• **WRITTEN INSTRUCTION**
Work out how many lines of the material below mention the word "ΕΓΧΕΙΡΙΔΙΟ"; reply with the number only.

━━ RECORDS TO PROCESS ━━

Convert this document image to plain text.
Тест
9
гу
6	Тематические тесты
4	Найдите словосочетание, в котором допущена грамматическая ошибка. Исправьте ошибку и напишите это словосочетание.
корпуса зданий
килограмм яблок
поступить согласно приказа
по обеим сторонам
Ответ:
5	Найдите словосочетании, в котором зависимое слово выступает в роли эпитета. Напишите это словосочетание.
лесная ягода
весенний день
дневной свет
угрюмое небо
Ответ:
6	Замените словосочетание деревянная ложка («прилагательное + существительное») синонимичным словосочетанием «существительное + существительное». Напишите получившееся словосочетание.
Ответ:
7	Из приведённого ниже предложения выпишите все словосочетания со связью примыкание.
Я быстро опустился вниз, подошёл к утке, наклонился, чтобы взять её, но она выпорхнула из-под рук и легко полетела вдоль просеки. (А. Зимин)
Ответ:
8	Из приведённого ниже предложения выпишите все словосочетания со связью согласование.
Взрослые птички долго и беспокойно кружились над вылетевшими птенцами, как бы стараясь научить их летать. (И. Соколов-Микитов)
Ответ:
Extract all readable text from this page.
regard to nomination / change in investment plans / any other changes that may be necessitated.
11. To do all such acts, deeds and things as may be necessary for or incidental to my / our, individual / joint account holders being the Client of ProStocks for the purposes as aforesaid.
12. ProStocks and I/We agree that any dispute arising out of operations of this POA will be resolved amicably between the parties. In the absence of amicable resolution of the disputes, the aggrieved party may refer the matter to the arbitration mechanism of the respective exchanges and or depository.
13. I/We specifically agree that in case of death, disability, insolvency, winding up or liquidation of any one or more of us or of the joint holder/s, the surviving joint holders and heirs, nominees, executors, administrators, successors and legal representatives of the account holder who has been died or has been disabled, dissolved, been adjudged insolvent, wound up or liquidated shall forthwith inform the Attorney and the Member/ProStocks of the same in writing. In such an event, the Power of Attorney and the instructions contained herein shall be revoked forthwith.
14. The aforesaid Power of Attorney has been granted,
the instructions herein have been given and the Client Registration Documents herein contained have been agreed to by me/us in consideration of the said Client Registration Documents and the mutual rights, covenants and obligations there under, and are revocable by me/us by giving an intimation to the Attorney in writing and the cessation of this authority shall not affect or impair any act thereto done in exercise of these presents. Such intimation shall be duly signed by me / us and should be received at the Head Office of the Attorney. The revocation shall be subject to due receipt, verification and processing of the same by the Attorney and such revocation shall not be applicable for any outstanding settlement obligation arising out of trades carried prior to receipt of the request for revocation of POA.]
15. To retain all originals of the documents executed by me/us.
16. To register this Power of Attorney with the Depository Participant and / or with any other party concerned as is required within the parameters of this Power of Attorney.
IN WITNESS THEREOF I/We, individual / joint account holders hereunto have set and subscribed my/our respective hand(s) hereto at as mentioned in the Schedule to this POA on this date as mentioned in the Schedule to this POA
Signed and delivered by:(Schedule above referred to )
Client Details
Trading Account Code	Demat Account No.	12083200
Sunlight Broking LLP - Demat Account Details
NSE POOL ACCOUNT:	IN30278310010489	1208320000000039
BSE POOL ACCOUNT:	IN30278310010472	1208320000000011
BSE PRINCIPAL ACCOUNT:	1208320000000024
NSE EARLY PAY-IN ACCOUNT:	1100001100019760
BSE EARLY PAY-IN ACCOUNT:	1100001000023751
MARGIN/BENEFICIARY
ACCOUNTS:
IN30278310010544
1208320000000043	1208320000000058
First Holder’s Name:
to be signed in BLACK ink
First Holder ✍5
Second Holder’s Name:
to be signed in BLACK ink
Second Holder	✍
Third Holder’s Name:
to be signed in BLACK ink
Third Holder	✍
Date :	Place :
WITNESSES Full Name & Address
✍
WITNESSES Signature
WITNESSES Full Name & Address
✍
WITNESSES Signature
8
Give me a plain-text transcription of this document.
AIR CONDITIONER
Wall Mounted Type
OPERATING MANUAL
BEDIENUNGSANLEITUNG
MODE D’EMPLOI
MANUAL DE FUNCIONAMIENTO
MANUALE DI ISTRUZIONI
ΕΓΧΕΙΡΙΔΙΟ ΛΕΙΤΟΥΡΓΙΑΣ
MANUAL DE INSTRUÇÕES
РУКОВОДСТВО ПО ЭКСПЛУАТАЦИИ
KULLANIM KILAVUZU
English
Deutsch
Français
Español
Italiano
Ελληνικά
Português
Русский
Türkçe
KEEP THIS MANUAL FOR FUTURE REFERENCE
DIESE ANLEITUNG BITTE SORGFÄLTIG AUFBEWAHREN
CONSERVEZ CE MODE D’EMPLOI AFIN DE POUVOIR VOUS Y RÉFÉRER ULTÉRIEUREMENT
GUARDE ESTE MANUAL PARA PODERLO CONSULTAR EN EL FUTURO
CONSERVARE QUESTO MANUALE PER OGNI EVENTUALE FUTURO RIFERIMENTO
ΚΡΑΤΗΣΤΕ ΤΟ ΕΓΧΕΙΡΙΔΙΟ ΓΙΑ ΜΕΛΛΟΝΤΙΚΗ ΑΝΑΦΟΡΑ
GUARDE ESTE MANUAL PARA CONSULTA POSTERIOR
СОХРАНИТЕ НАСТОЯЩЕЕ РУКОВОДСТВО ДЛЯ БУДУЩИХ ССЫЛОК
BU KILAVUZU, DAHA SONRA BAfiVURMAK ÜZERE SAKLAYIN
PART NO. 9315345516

━━━

• **TASK RESULT**
2